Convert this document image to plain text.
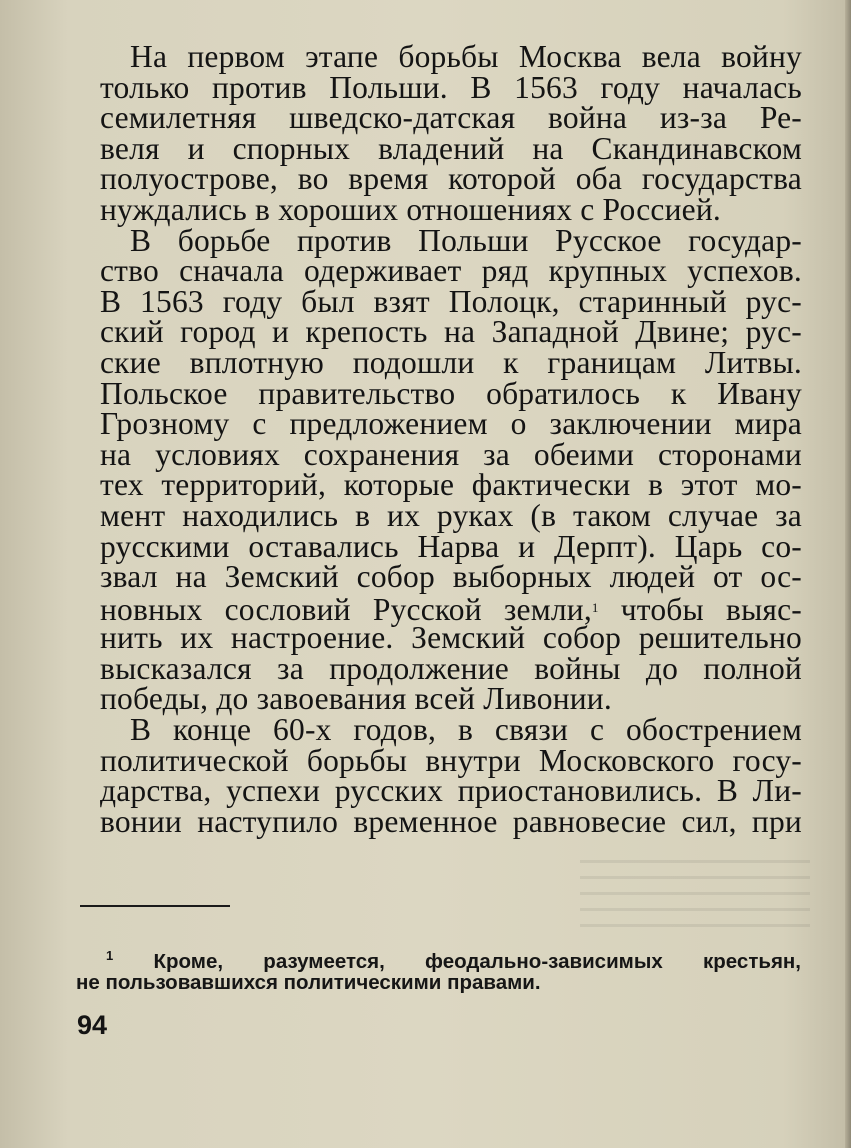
На первом этапе борьбы Москва вела войну
только против Польши. В 1563 году началась
семилетняя шведско-датская война из-за Ре-
веля и спорных владений на Скандинавском
полуострове, во время которой оба государства
нуждались в хороших отношениях с Россией.
В борьбе против Польши Русское государ-
ство сначала одерживает ряд крупных успехов.
В 1563 году был взят Полоцк, старинный рус-
ский город и крепость на Западной Двине; рус-
ские вплотную подошли к границам Литвы.
Польское правительство обратилось к Ивану
Грозному с предложением о заключении мира
на условиях сохранения за обеими сторонами
тех территорий, которые фактически в этот мо-
мент находились в их руках (в таком случае за
русскими оставались Нарва и Дерпт). Царь со-
звал на Земский собор выборных людей от ос-
новных сословий Русской земли,$^1$ чтобы выяс-
нить их настроение. Земский собор решительно
высказался за продолжение войны до полной
победы, до завоевания всей Ливонии.
В конце 60-х годов, в связи с обострением
политической борьбы внутри Московского госу-
дарства, успехи русских приостановились. В Ли-
вонии наступило временное равновесие сил, при
$^1$ Кроме, разумеется, феодально-зависимых крестьян,
не пользовавшихся политическими правами.
94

+ + + +

Leave out the pictures and give the listing above again exactly.

Convert this document image to plain text.
На первом этапе борьбы Москва вела войну
только против Польши. В 1563 году началась
семилетняя шведско-датская война из-за Ре-
веля и спорных владений на Скандинавском
полуострове, во время которой оба государства
нуждались в хороших отношениях с Россией.
В борьбе против Польши Русское государ-
ство сначала одерживает ряд крупных успехов.
В 1563 году был взят Полоцк, старинный рус-
ский город и крепость на Западной Двине; рус-
ские вплотную подошли к границам Литвы.
Польское правительство обратилось к Ивану
Грозному с предложением о заключении мира
на условиях сохранения за обеими сторонами
тех территорий, которые фактически в этот мо-
мент находились в их руках (в таком случае за
русскими оставались Нарва и Дерпт). Царь со-
звал на Земский собор выборных людей от ос-
новных сословий Русской земли,$^1$ чтобы выяс-
нить их настроение. Земский собор решительно
высказался за продолжение войны до полной
победы, до завоевания всей Ливонии.
В конце 60-х годов, в связи с обострением
политической борьбы внутри Московского госу-
дарства, успехи русских приостановились. В Ли-
вонии наступило временное равновесие сил, при
$^1$ Кроме, разумеется, феодально-зависимых крестьян,
не пользовавшихся политическими правами.
94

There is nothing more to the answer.